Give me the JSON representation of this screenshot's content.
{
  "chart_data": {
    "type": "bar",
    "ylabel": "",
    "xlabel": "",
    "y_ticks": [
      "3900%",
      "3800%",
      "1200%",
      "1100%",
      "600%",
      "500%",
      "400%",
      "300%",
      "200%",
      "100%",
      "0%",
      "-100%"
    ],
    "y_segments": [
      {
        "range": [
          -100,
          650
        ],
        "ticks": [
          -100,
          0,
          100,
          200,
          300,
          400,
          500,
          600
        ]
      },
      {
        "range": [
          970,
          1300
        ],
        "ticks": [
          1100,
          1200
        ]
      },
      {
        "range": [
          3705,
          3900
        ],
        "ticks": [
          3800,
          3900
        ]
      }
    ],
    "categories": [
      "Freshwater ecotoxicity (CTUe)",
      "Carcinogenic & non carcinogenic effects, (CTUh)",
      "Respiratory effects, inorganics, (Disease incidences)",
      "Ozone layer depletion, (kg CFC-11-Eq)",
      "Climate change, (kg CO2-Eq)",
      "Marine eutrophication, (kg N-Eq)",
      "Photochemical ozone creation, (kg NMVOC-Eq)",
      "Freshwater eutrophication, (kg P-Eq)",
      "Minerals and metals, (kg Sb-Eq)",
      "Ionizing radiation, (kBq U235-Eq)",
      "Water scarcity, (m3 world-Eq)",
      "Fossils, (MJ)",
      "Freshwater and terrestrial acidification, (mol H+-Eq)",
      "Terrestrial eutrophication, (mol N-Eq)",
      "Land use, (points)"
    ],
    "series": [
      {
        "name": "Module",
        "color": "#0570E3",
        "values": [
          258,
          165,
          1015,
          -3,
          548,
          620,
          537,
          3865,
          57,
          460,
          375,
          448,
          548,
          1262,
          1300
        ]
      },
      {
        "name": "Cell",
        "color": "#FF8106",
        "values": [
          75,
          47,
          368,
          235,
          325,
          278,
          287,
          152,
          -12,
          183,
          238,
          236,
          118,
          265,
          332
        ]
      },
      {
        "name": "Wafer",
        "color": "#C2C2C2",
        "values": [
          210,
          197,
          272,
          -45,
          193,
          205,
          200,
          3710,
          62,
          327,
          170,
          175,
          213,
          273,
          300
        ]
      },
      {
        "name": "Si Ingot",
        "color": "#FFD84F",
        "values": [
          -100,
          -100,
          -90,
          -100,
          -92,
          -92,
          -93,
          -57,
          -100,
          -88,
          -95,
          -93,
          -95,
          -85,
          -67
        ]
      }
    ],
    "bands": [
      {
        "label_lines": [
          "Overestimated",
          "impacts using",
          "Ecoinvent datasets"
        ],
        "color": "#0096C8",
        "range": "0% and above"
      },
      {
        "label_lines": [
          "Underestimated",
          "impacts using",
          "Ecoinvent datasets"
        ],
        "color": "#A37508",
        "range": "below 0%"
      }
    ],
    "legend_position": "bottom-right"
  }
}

_Your objective_: Copy each line from the data above that includes "name".

_Response to the task_:
        "name": "Module",
        "name": "Cell",
        "name": "Wafer",
        "name": "Si Ingot",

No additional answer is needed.